──────── Material shown ────────
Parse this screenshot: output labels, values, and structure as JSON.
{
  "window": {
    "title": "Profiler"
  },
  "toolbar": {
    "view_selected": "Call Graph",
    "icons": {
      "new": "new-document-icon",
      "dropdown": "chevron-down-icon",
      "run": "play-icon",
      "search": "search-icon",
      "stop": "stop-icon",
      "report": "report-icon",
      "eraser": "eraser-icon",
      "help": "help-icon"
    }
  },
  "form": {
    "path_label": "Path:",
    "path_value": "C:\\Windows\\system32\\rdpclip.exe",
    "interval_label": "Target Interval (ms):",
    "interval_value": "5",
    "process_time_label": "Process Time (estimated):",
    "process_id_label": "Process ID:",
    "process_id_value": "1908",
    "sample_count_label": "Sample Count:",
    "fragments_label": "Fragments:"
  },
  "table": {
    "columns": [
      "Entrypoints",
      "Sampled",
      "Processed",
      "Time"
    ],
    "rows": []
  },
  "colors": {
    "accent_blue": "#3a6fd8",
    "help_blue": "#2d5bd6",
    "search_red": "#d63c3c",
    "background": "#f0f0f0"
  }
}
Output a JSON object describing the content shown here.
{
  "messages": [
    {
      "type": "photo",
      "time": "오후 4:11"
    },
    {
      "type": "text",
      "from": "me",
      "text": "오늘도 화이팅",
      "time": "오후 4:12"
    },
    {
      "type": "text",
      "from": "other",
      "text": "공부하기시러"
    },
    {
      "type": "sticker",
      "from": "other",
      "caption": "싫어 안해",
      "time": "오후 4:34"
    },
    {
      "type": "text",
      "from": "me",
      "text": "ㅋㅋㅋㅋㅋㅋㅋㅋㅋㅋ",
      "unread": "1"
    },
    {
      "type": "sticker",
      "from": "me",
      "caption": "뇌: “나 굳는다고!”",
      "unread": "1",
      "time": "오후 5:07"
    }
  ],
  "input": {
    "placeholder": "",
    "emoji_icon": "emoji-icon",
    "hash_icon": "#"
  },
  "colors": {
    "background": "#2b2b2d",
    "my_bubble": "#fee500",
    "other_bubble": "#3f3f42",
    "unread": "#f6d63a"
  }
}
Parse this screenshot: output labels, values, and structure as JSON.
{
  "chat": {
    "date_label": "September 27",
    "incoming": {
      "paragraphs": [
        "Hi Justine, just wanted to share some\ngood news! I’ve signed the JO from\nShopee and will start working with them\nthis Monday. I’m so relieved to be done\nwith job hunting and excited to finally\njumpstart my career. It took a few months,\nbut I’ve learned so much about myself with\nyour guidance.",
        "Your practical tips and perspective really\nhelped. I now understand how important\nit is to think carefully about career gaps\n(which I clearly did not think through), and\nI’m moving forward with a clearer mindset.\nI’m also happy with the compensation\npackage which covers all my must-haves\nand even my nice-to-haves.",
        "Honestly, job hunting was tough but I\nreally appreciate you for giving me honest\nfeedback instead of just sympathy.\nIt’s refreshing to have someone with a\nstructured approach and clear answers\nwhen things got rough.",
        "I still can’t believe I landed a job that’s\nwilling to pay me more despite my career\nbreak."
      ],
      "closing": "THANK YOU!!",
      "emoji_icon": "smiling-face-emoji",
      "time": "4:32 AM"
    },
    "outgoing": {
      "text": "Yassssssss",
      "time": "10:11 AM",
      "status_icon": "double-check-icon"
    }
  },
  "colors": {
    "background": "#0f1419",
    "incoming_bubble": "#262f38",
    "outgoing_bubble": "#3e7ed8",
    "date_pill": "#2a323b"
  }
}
────────
● Description of the task
Show, from the material above, each line that includes the string "background".

● Full output
    "background": "#f0f0f0"
    "background": "#2b2b2d",
    "background": "#0f1419",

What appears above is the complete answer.